------ The data
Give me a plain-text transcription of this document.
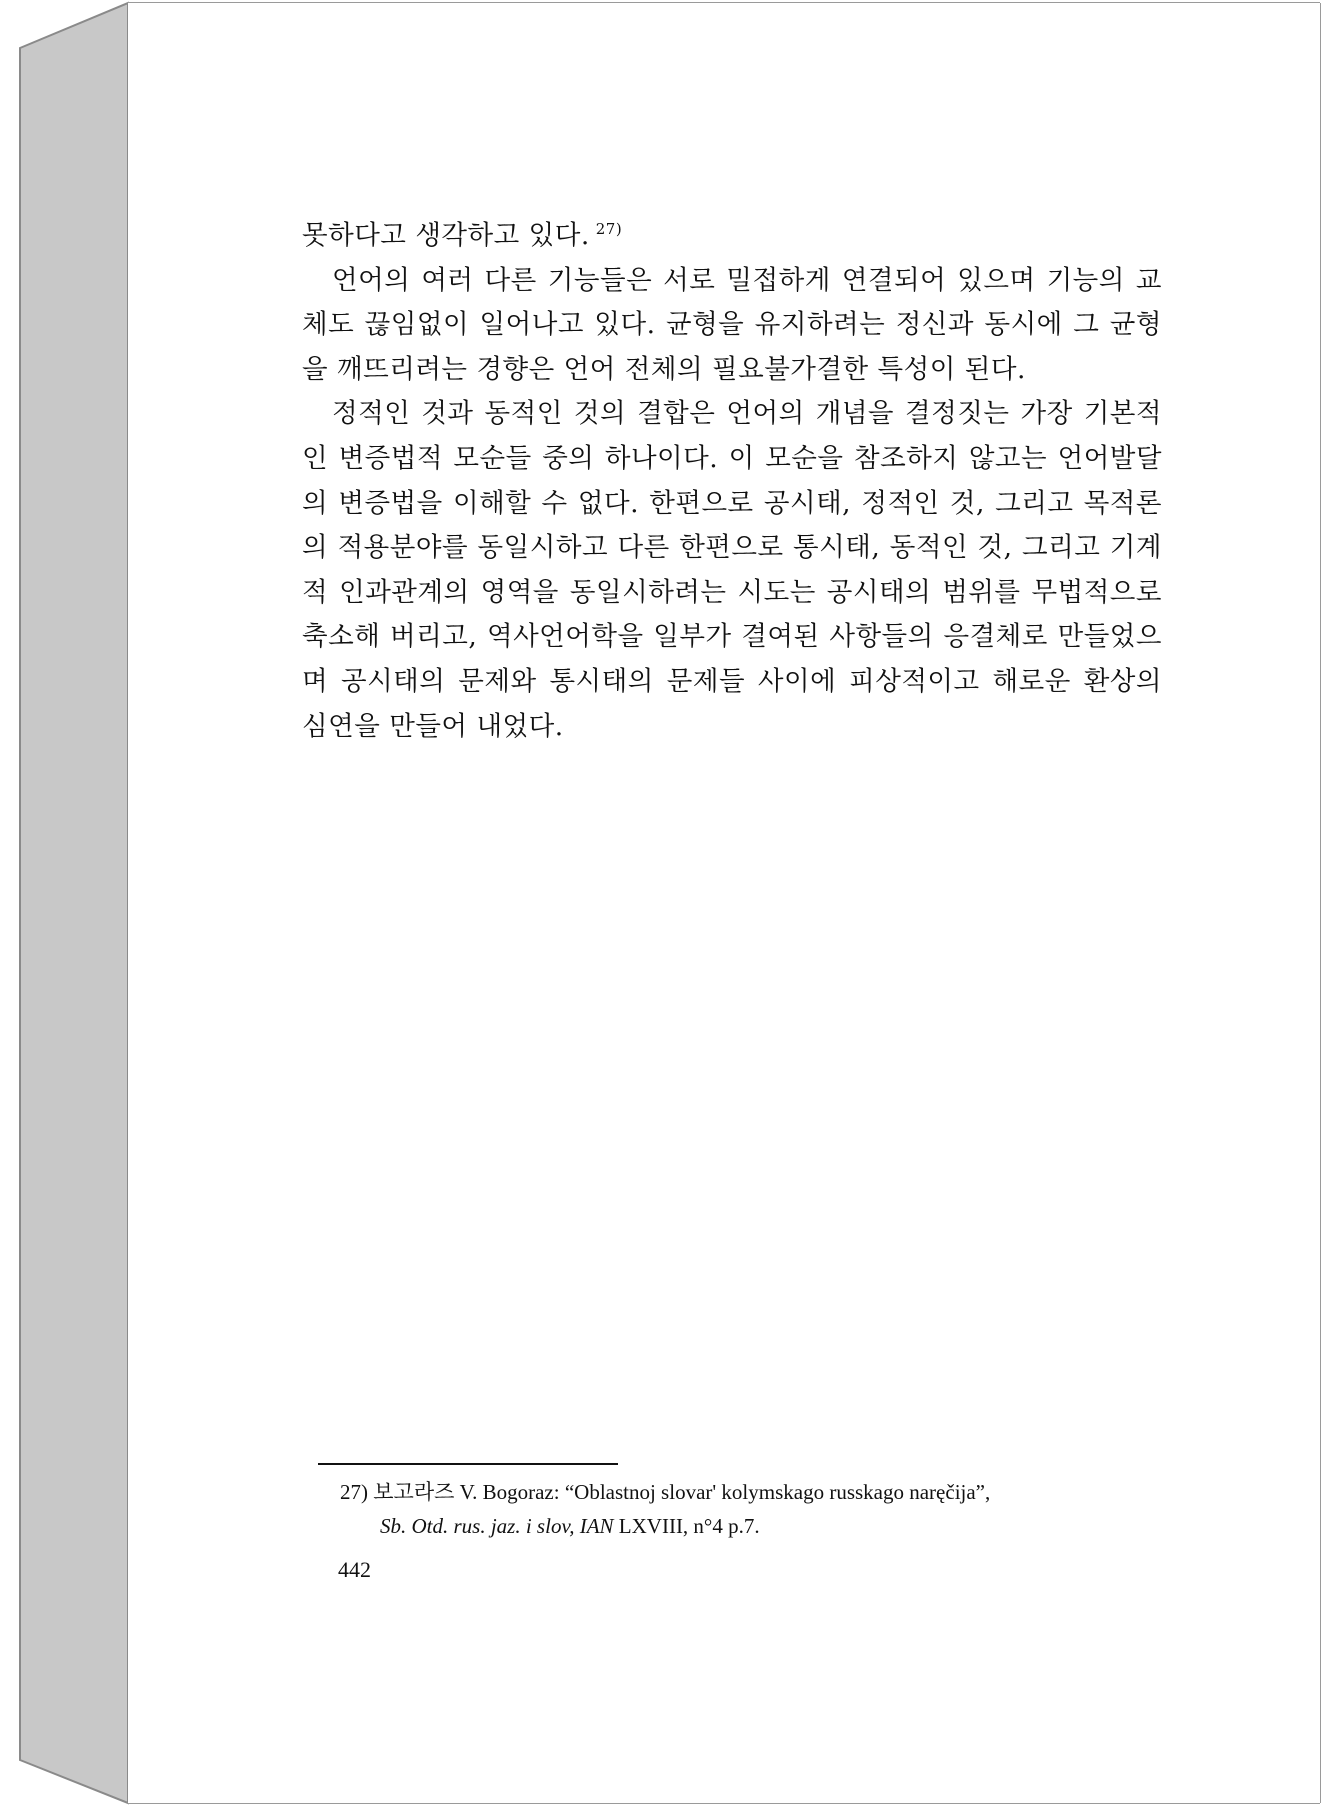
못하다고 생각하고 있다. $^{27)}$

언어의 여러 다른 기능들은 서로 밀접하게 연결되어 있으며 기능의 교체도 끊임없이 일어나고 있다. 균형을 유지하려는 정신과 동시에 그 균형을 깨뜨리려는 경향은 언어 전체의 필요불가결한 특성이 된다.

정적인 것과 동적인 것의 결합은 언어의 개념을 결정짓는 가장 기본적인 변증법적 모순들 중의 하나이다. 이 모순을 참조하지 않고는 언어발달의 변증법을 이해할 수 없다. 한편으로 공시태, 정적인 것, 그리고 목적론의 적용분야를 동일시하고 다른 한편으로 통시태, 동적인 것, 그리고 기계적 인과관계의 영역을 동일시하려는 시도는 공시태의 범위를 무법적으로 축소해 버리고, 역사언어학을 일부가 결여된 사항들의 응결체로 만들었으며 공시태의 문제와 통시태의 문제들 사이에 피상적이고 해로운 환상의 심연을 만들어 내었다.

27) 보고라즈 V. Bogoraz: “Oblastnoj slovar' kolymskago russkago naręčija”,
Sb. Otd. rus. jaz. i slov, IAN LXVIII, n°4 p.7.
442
------------
Work to be completed: Give an exact copy of the material, leaving out every picture.

Response:
Give me a plain-text transcription of this document.
못하다고 생각하고 있다. $^{27)}$

언어의 여러 다른 기능들은 서로 밀접하게 연결되어 있으며 기능의 교체도 끊임없이 일어나고 있다. 균형을 유지하려는 정신과 동시에 그 균형을 깨뜨리려는 경향은 언어 전체의 필요불가결한 특성이 된다.

정적인 것과 동적인 것의 결합은 언어의 개념을 결정짓는 가장 기본적인 변증법적 모순들 중의 하나이다. 이 모순을 참조하지 않고는 언어발달의 변증법을 이해할 수 없다. 한편으로 공시태, 정적인 것, 그리고 목적론의 적용분야를 동일시하고 다른 한편으로 통시태, 동적인 것, 그리고 기계적 인과관계의 영역을 동일시하려는 시도는 공시태의 범위를 무법적으로 축소해 버리고, 역사언어학을 일부가 결여된 사항들의 응결체로 만들었으며 공시태의 문제와 통시태의 문제들 사이에 피상적이고 해로운 환상의 심연을 만들어 내었다.

27) 보고라즈 V. Bogoraz: “Oblastnoj slovar' kolymskago russkago naręčija”,
Sb. Otd. rus. jaz. i slov, IAN LXVIII, n°4 p.7.
442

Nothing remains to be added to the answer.